Look through the lines below and extract any with the word "постановка".

Source material ::

— START —

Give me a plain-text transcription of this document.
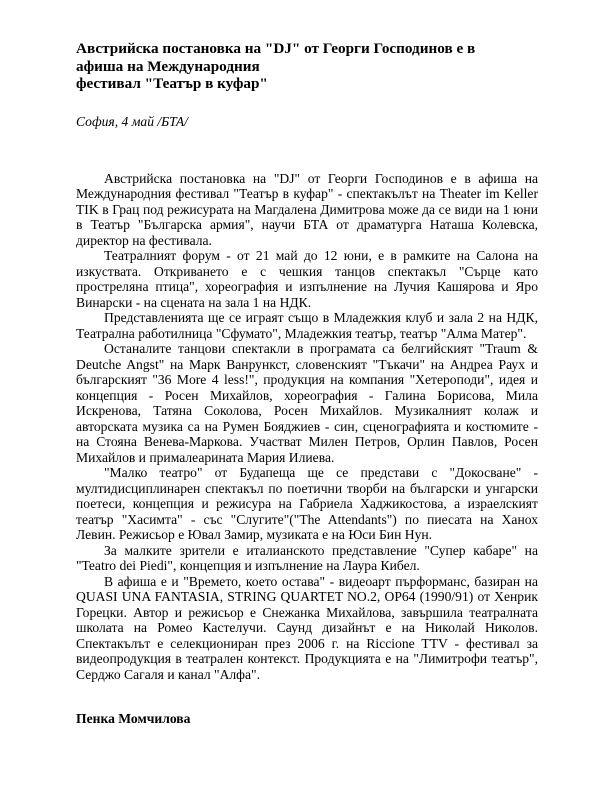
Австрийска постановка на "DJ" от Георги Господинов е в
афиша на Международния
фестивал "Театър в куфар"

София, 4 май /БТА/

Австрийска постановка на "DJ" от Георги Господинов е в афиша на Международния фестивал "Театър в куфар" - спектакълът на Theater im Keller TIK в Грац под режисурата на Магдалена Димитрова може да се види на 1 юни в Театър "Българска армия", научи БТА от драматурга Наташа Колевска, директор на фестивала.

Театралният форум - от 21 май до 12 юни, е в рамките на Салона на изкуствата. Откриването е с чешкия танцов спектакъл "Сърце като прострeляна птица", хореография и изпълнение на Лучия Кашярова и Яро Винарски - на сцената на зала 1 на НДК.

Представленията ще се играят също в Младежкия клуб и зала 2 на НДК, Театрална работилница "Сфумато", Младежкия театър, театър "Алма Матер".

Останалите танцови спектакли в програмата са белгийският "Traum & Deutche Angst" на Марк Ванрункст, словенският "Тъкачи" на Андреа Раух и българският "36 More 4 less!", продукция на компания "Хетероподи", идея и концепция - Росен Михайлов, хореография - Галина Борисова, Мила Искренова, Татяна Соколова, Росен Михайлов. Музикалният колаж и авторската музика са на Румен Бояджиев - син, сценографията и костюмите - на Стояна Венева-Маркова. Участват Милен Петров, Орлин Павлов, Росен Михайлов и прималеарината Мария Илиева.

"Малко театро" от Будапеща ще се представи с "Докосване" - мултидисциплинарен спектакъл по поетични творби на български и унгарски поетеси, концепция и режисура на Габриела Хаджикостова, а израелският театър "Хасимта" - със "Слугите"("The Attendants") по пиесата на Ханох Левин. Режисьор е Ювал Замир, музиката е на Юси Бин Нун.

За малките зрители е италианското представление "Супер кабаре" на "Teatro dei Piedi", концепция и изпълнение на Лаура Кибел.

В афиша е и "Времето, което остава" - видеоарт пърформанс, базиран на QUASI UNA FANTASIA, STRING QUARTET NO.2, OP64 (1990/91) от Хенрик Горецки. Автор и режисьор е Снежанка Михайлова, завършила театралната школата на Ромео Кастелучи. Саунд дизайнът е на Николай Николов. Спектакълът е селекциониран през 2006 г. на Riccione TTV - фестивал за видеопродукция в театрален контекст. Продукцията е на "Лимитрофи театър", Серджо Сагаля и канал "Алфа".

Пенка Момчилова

— END —
— START —

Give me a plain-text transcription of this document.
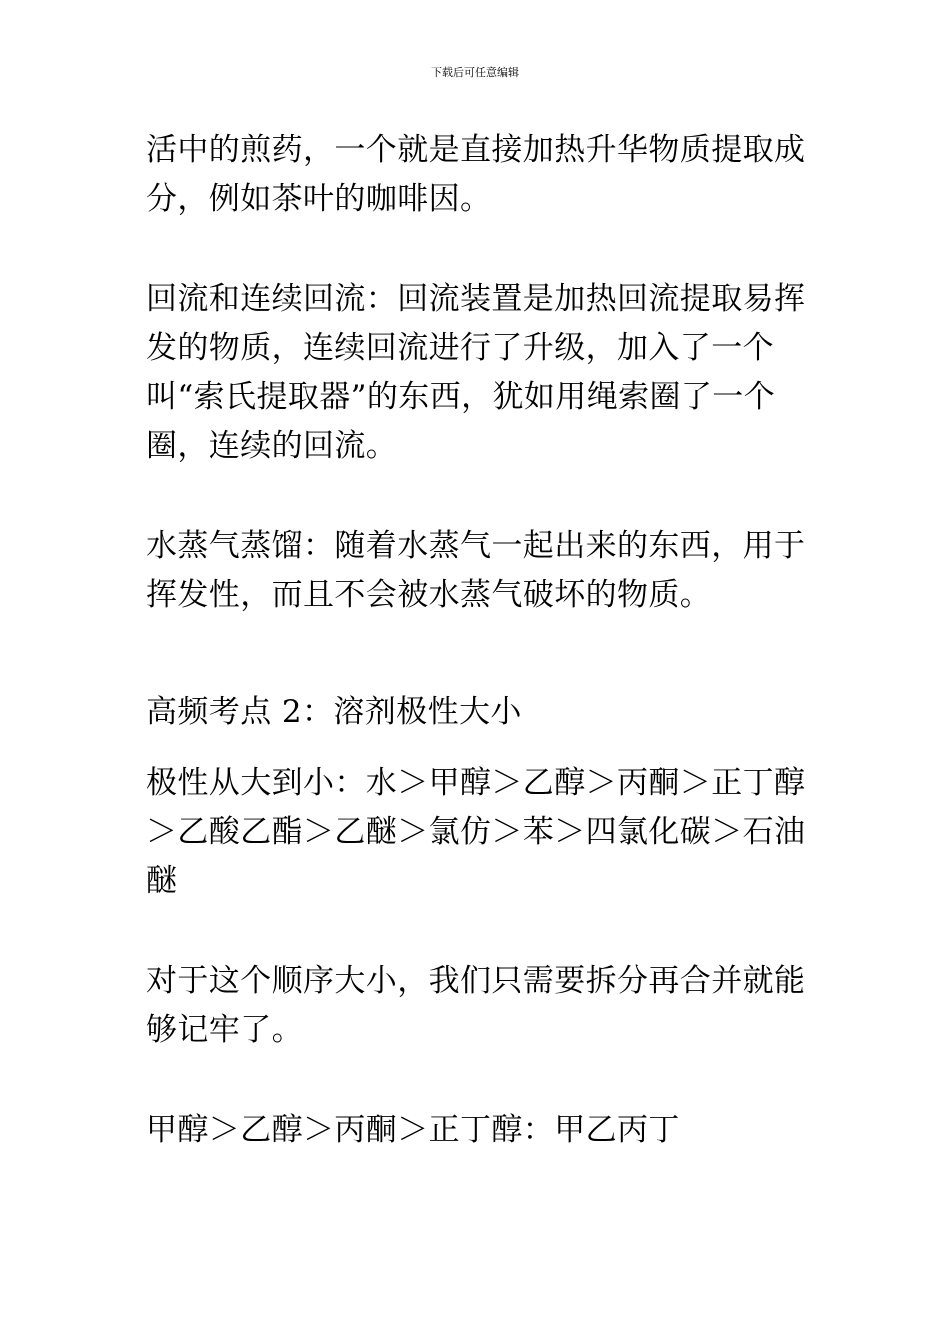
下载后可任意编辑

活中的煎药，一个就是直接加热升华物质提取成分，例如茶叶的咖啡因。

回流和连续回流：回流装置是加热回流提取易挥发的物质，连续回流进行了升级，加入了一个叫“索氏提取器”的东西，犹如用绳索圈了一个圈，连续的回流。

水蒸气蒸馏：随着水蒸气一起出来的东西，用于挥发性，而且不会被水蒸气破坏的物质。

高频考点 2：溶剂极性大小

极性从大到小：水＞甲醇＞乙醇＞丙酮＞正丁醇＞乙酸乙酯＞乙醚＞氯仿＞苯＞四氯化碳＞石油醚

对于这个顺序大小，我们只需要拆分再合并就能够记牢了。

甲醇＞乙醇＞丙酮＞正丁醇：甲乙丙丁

— END —

Finished task ::
Австрийска постановка на "DJ" от Георги Господинов е в
Австрийска постановка на "DJ" от Георги Господинов е в афиша на Международния фестивал "Театър в куфар" - спектакълът на Theater im Keller TIK в Грац под режисурата на Магдалена Димитрова може да се види на 1 юни в Театър "Българска армия", научи БТА от драматурга Наташа Колевска, директор на фестивала.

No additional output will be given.